begin Items

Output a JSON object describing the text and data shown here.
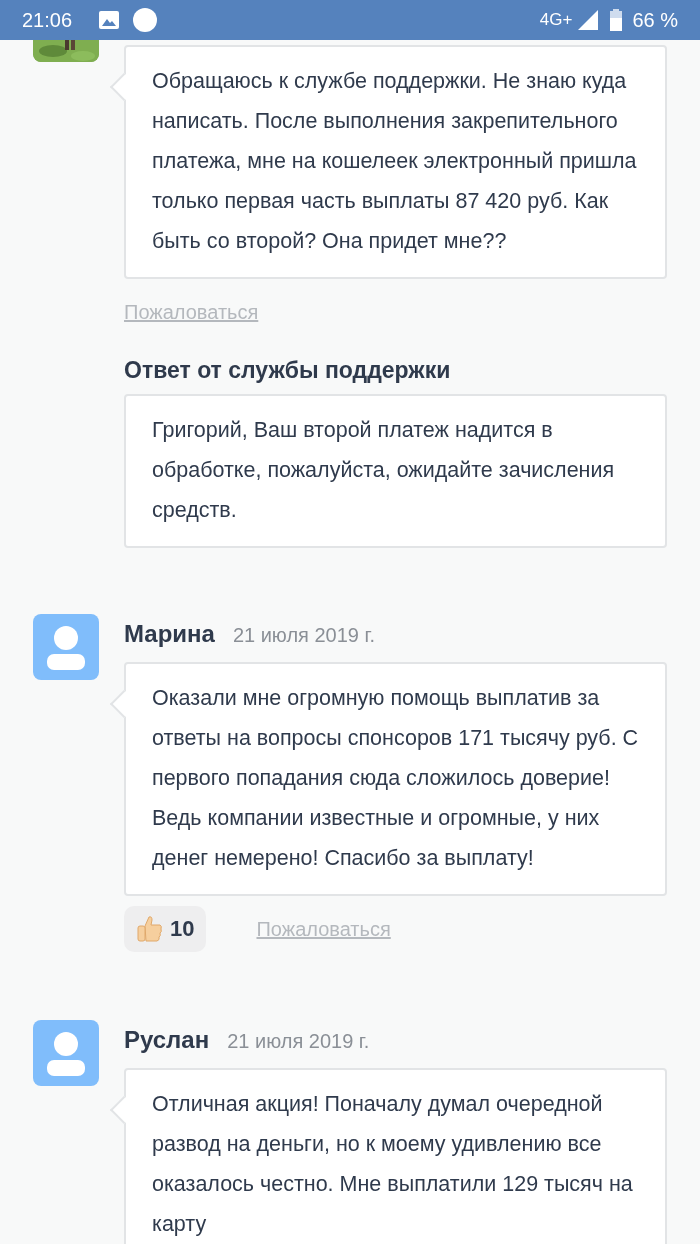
{
  "status_bar": {
    "time": "21:06",
    "network": "4G+",
    "battery": "66 %"
  },
  "comments": [
    {
      "kind": "picture",
      "text": "Обращаюсь к службе поддержки. Не знаю куда написать. После выполнения закрепительного платежа, мне на кошелеек электронный пришла только первая часть выплаты 87 420 руб. Как быть со второй? Она придет мне??",
      "report": "Пожаловаться",
      "reply": {
        "title": "Ответ от службы поддержки",
        "text": "Григорий, Ваш второй платеж надится в обработке, пожалуйста, ожидайте зачисления средств."
      }
    },
    {
      "kind": "default",
      "name": "Марина",
      "date": "21 июля 2019 г.",
      "text": "Оказали мне огромную помощь выплатив за ответы на вопросы спонсоров 171 тысячу руб. С первого попадания сюда сложилось доверие! Ведь компании известные и огромные, у них денег немерено! Спасибо за выплату!",
      "likes": "10",
      "report": "Пожаловаться"
    },
    {
      "kind": "default",
      "name": "Руслан",
      "date": "21 июля 2019 г.",
      "text": "Отличная акция! Поначалу думал очередной развод на деньги, но к моему удивлению все оказалось честно. Мне выплатили 129 тысяч на карту"
    }
  ]
}
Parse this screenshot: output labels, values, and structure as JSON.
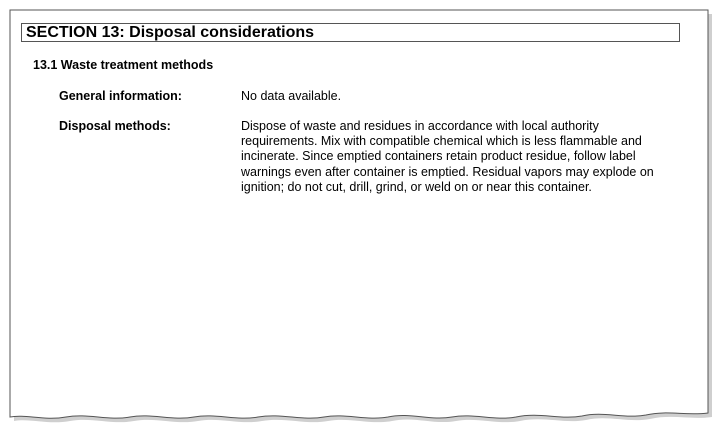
{
  "section": {
    "title": "SECTION 13: Disposal considerations"
  },
  "subsection": {
    "title": "13.1 Waste treatment methods"
  },
  "fields": {
    "general": {
      "label": "General information:",
      "value": "No data available."
    },
    "disposal": {
      "label": "Disposal methods:",
      "lines": [
        "Dispose of waste and residues in accordance with local authority",
        "requirements. Mix with compatible chemical which is less flammable and",
        "incinerate. Since emptied containers retain product residue, follow label",
        "warnings even after container is emptied. Residual vapors may explode on",
        "ignition; do not cut, drill, grind, or weld on or near this container."
      ]
    }
  },
  "colors": {
    "page_bg": "#ffffff",
    "frame_bg": "#e6e6e6",
    "border": "#555555"
  }
}
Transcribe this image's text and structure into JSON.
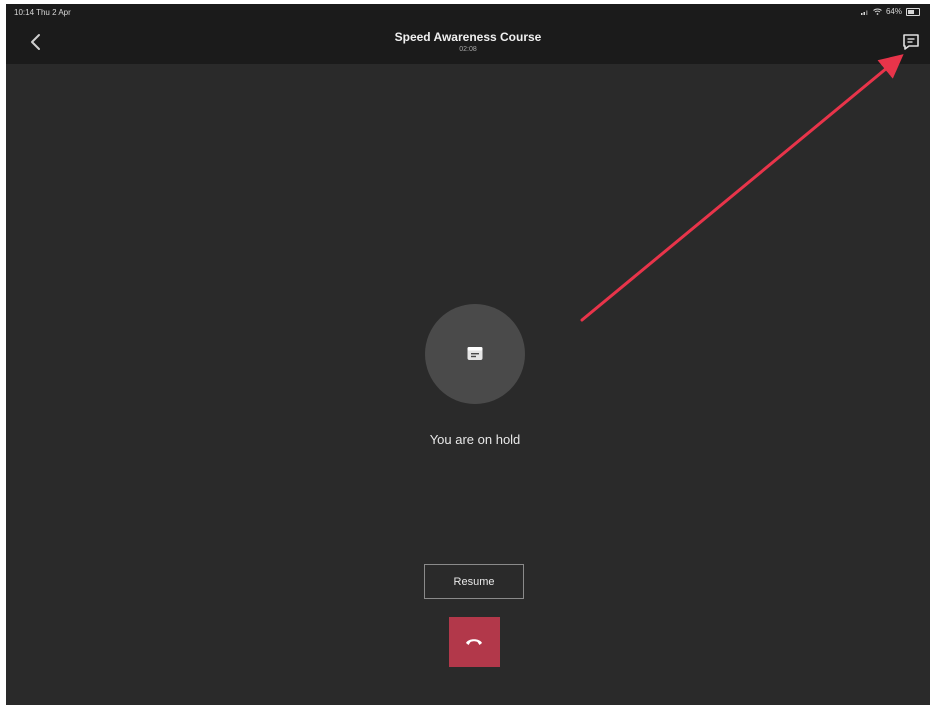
{
  "status_bar": {
    "time": "10:14  Thu 2 Apr",
    "battery": "64%",
    "battery_level": 0.64
  },
  "nav": {
    "title": "Speed Awareness Course",
    "elapsed": "02:08"
  },
  "call": {
    "status": "You are on hold",
    "resume_label": "Resume"
  },
  "colors": {
    "background": "#2a2a2a",
    "bar": "#1b1b1b",
    "hangup": "#b2384a",
    "annotation_arrow": "#e8344a"
  },
  "icons": {
    "back": "chevron-left-icon",
    "chat": "chat-icon",
    "avatar": "calendar-icon",
    "hangup": "phone-hangup-icon",
    "wifi": "wifi-icon",
    "signal": "signal-icon",
    "battery": "battery-icon"
  }
}
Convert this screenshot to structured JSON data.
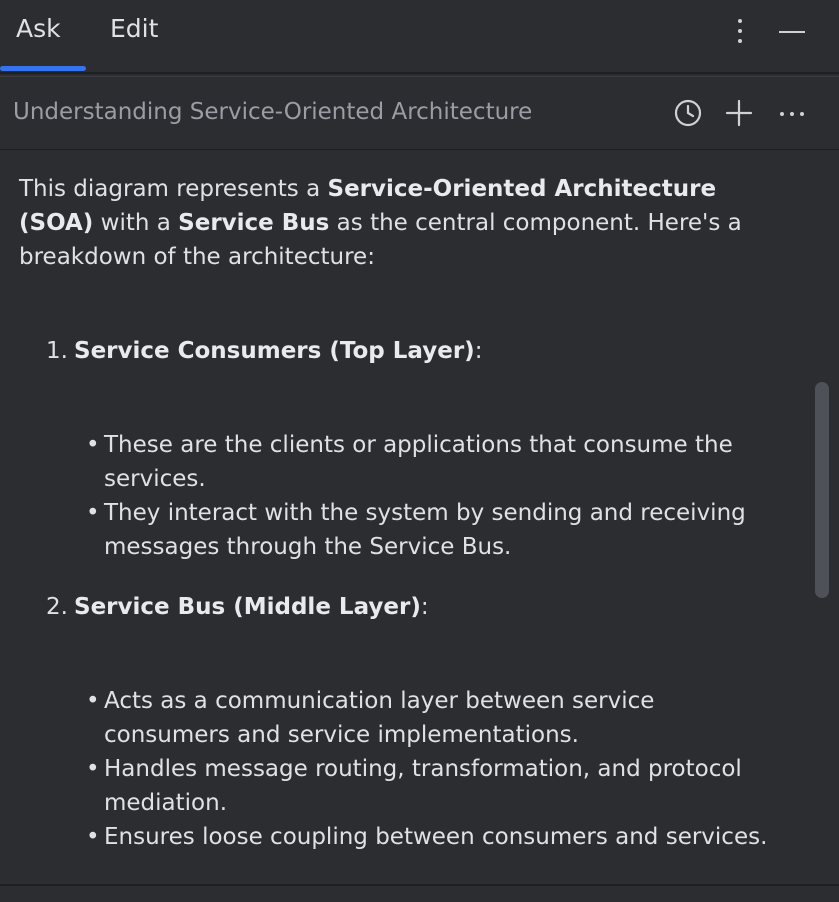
{
  "tabs": [
    {
      "label": "Ask",
      "active": true
    },
    {
      "label": "Edit",
      "active": false
    }
  ],
  "tabbar_actions": [
    "more-vertical-icon",
    "minimize-icon"
  ],
  "header": {
    "title": "Understanding Service-Oriented Architecture",
    "actions": [
      "history-icon",
      "add-icon",
      "more-horizontal-icon"
    ]
  },
  "content": {
    "intro": {
      "p1": "This diagram represents a ",
      "b1": "Service-Oriented Architecture (SOA)",
      "p2": " with a ",
      "b2": "Service Bus",
      "p3": " as the central component. Here's a breakdown of the architecture:"
    },
    "sections": [
      {
        "number": "1.",
        "title": "Service Consumers (Top Layer)",
        "suffix": ":",
        "bullets": [
          "These are the clients or applications that consume the services.",
          "They interact with the system by sending and receiving messages through the Service Bus."
        ]
      },
      {
        "number": "2.",
        "title": "Service Bus (Middle Layer)",
        "suffix": ":",
        "bullets": [
          "Acts as a communication layer between service consumers and service implementations.",
          "Handles message routing, transformation, and protocol mediation.",
          "Ensures loose coupling between consumers and services."
        ]
      }
    ]
  },
  "colors": {
    "background": "#2b2d30",
    "text": "#dfe1e5",
    "muted_text": "#9a9da3",
    "accent": "#3574f0",
    "divider": "#1e1f22",
    "scrollbar": "#4e5157"
  }
}
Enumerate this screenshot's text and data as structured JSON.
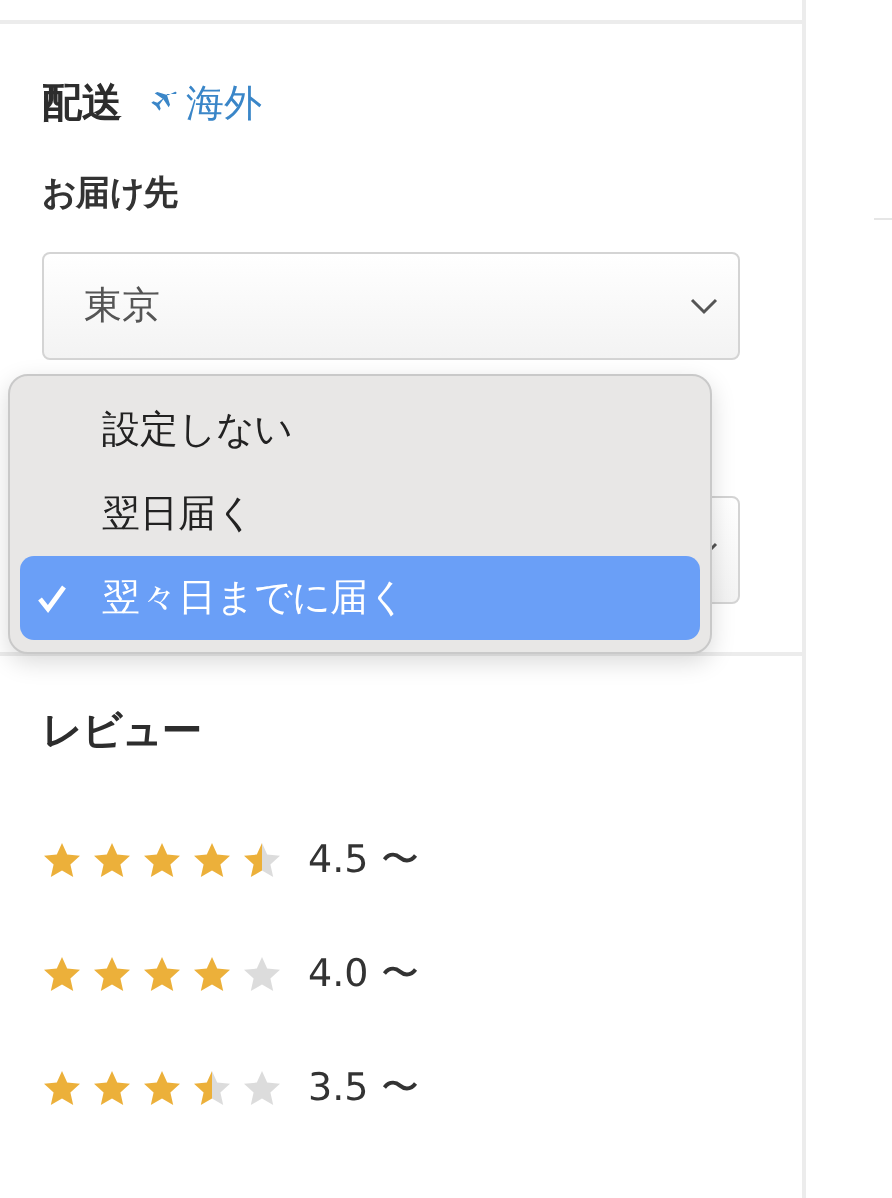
{
  "delivery": {
    "title": "配送",
    "overseas_link": "海外",
    "destination_label": "お届け先",
    "destination_value": "東京",
    "timing_menu": [
      {
        "label": "設定しない",
        "selected": false
      },
      {
        "label": "翌日届く",
        "selected": false
      },
      {
        "label": "翌々日までに届く",
        "selected": true
      }
    ]
  },
  "reviews": {
    "title": "レビュー",
    "filters": [
      {
        "stars": 4.5,
        "label": "4.5 〜"
      },
      {
        "stars": 4,
        "label": "4.0 〜"
      },
      {
        "stars": 3.5,
        "label": "3.5 〜"
      }
    ]
  }
}
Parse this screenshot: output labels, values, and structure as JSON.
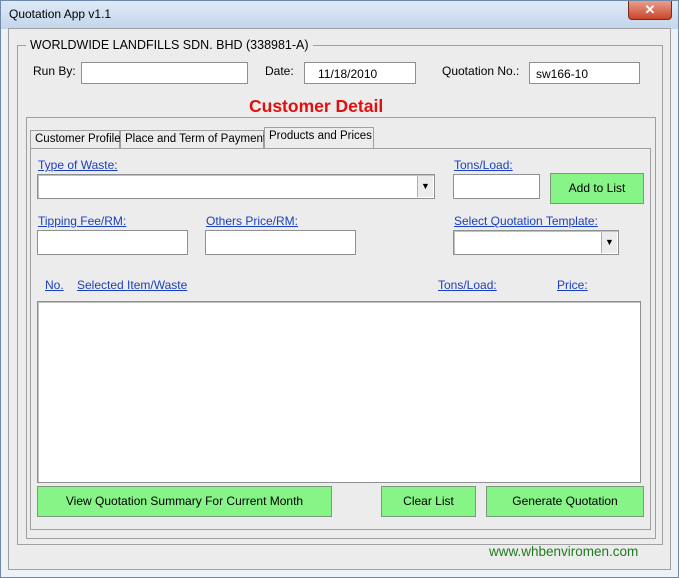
{
  "window": {
    "title": "Quotation App v1.1",
    "close_glyph": "✕"
  },
  "company": {
    "name": "WORLDWIDE LANDFILLS SDN. BHD (338981-A)"
  },
  "header": {
    "run_by_label": "Run By:",
    "run_by_value": "",
    "date_label": "Date:",
    "date_value": "11/18/2010",
    "quotation_no_label": "Quotation No.:",
    "quotation_no_value": "sw166-10"
  },
  "section_heading": "Customer Detail",
  "tabs": [
    {
      "label": "Customer Profile",
      "active": false
    },
    {
      "label": "Place and Term of Payment",
      "active": false
    },
    {
      "label": "Products and Prices",
      "active": true
    }
  ],
  "products": {
    "type_of_waste_label": "Type of Waste:",
    "type_of_waste_value": "",
    "tons_load_label": "Tons/Load:",
    "tons_load_value": "",
    "add_to_list_label": "Add to List",
    "tipping_fee_label": "Tipping Fee/RM:",
    "tipping_fee_value": "",
    "others_price_label": "Others Price/RM:",
    "others_price_value": "",
    "select_template_label": "Select Quotation Template:",
    "select_template_value": "",
    "list_headers": {
      "no": "No.",
      "item": "Selected Item/Waste",
      "tons": "Tons/Load:",
      "price": "Price:"
    },
    "list_items": []
  },
  "buttons": {
    "view_summary": "View Quotation Summary For Current Month",
    "clear_list": "Clear List",
    "generate": "Generate Quotation"
  },
  "footer": {
    "website": "www.whbenviromen.com"
  },
  "icons": {
    "dropdown": "chevron-down-icon"
  },
  "colors": {
    "heading": "#e01010",
    "button_green": "#86f486",
    "link_blue": "#1a3fbf",
    "footer_green": "#1f7a1f"
  }
}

end Items

Job
The listing above needs to be output again exactly. Don't include the pictures.

Answer to this exercise
Output a JSON object describing the text and data shown here.
{
  "status_bar": {
    "time": "21:06",
    "network": "4G+",
    "battery": "66 %"
  },
  "comments": [
    {
      "kind": "picture",
      "text": "Обращаюсь к службе поддержки. Не знаю куда написать. После выполнения закрепительного платежа, мне на кошелеек электронный пришла только первая часть выплаты 87 420 руб. Как быть со второй? Она придет мне??",
      "report": "Пожаловаться",
      "reply": {
        "title": "Ответ от службы поддержки",
        "text": "Григорий, Ваш второй платеж надится в обработке, пожалуйста, ожидайте зачисления средств."
      }
    },
    {
      "kind": "default",
      "name": "Марина",
      "date": "21 июля 2019 г.",
      "text": "Оказали мне огромную помощь выплатив за ответы на вопросы спонсоров 171 тысячу руб. С первого попадания сюда сложилось доверие! Ведь компании известные и огромные, у них денег немерено! Спасибо за выплату!",
      "likes": "10",
      "report": "Пожаловаться"
    },
    {
      "kind": "default",
      "name": "Руслан",
      "date": "21 июля 2019 г.",
      "text": "Отличная акция! Поначалу думал очередной развод на деньги, но к моему удивлению все оказалось честно. Мне выплатили 129 тысяч на карту"
    }
  ]
}
Parse this screenshot: output labels, values, and structure as JSON.
{
  "section": {
    "title": "SECTION 13: Disposal considerations"
  },
  "subsection": {
    "title": "13.1 Waste treatment methods"
  },
  "fields": {
    "general": {
      "label": "General information:",
      "value": "No data available."
    },
    "disposal": {
      "label": "Disposal methods:",
      "lines": [
        "Dispose of waste and residues in accordance with local authority",
        "requirements. Mix with compatible chemical which is less flammable and",
        "incinerate. Since emptied containers retain product residue, follow label",
        "warnings even after container is emptied. Residual vapors may explode on",
        "ignition; do not cut, drill, grind, or weld on or near this container."
      ]
    }
  },
  "colors": {
    "page_bg": "#ffffff",
    "frame_bg": "#e6e6e6",
    "border": "#555555"
  }
}
Transcribe this image's text and structure into JSON.
{
  "status_bar": {
    "time": "10:14  Thu 2 Apr",
    "battery": "64%",
    "battery_level": 0.64
  },
  "nav": {
    "title": "Speed Awareness Course",
    "elapsed": "02:08"
  },
  "call": {
    "status": "You are on hold",
    "resume_label": "Resume"
  },
  "colors": {
    "background": "#2a2a2a",
    "bar": "#1b1b1b",
    "hangup": "#b2384a",
    "annotation_arrow": "#e8344a"
  },
  "icons": {
    "back": "chevron-left-icon",
    "chat": "chat-icon",
    "avatar": "calendar-icon",
    "hangup": "phone-hangup-icon",
    "wifi": "wifi-icon",
    "signal": "signal-icon",
    "battery": "battery-icon"
  }
}
Convert this screenshot to structured JSON data.
{
  "tabs": [
    {
      "label": "Ask",
      "active": true
    },
    {
      "label": "Edit",
      "active": false
    }
  ],
  "tabbar_actions": [
    "more-vertical-icon",
    "minimize-icon"
  ],
  "header": {
    "title": "Understanding Service-Oriented Architecture",
    "actions": [
      "history-icon",
      "add-icon",
      "more-horizontal-icon"
    ]
  },
  "content": {
    "intro": {
      "p1": "This diagram represents a ",
      "b1": "Service-Oriented Architecture (SOA)",
      "p2": " with a ",
      "b2": "Service Bus",
      "p3": " as the central component. Here's a breakdown of the architecture:"
    },
    "sections": [
      {
        "number": "1.",
        "title": "Service Consumers (Top Layer)",
        "suffix": ":",
        "bullets": [
          "These are the clients or applications that consume the services.",
          "They interact with the system by sending and receiving messages through the Service Bus."
        ]
      },
      {
        "number": "2.",
        "title": "Service Bus (Middle Layer)",
        "suffix": ":",
        "bullets": [
          "Acts as a communication layer between service consumers and service implementations.",
          "Handles message routing, transformation, and protocol mediation.",
          "Ensures loose coupling between consumers and services."
        ]
      }
    ]
  },
  "colors": {
    "background": "#2b2d30",
    "text": "#dfe1e5",
    "muted_text": "#9a9da3",
    "accent": "#3574f0",
    "divider": "#1e1f22",
    "scrollbar": "#4e5157"
  }
}
Enumerate this screenshot's text and data as structured JSON.
{
  "delivery": {
    "title": "配送",
    "overseas_link": "海外",
    "destination_label": "お届け先",
    "destination_value": "東京",
    "timing_menu": [
      {
        "label": "設定しない",
        "selected": false
      },
      {
        "label": "翌日届く",
        "selected": false
      },
      {
        "label": "翌々日までに届く",
        "selected": true
      }
    ]
  },
  "reviews": {
    "title": "レビュー",
    "filters": [
      {
        "stars": 4.5,
        "label": "4.5 〜"
      },
      {
        "stars": 4,
        "label": "4.0 〜"
      },
      {
        "stars": 3.5,
        "label": "3.5 〜"
      }
    ]
  }
}
Parse this screenshot: output labels, values, and structure as JSON.
{
  "window": {
    "title": "Quotation App v1.1",
    "close_glyph": "✕"
  },
  "company": {
    "name": "WORLDWIDE LANDFILLS SDN. BHD (338981-A)"
  },
  "header": {
    "run_by_label": "Run By:",
    "run_by_value": "",
    "date_label": "Date:",
    "date_value": "11/18/2010",
    "quotation_no_label": "Quotation No.:",
    "quotation_no_value": "sw166-10"
  },
  "section_heading": "Customer Detail",
  "tabs": [
    {
      "label": "Customer Profile",
      "active": false
    },
    {
      "label": "Place and Term of Payment",
      "active": false
    },
    {
      "label": "Products and Prices",
      "active": true
    }
  ],
  "products": {
    "type_of_waste_label": "Type of Waste:",
    "type_of_waste_value": "",
    "tons_load_label": "Tons/Load:",
    "tons_load_value": "",
    "add_to_list_label": "Add to List",
    "tipping_fee_label": "Tipping Fee/RM:",
    "tipping_fee_value": "",
    "others_price_label": "Others Price/RM:",
    "others_price_value": "",
    "select_template_label": "Select Quotation Template:",
    "select_template_value": "",
    "list_headers": {
      "no": "No.",
      "item": "Selected Item/Waste",
      "tons": "Tons/Load:",
      "price": "Price:"
    },
    "list_items": []
  },
  "buttons": {
    "view_summary": "View Quotation Summary For Current Month",
    "clear_list": "Clear List",
    "generate": "Generate Quotation"
  },
  "footer": {
    "website": "www.whbenviromen.com"
  },
  "icons": {
    "dropdown": "chevron-down-icon"
  },
  "colors": {
    "heading": "#e01010",
    "button_green": "#86f486",
    "link_blue": "#1a3fbf",
    "footer_green": "#1f7a1f"
  }
}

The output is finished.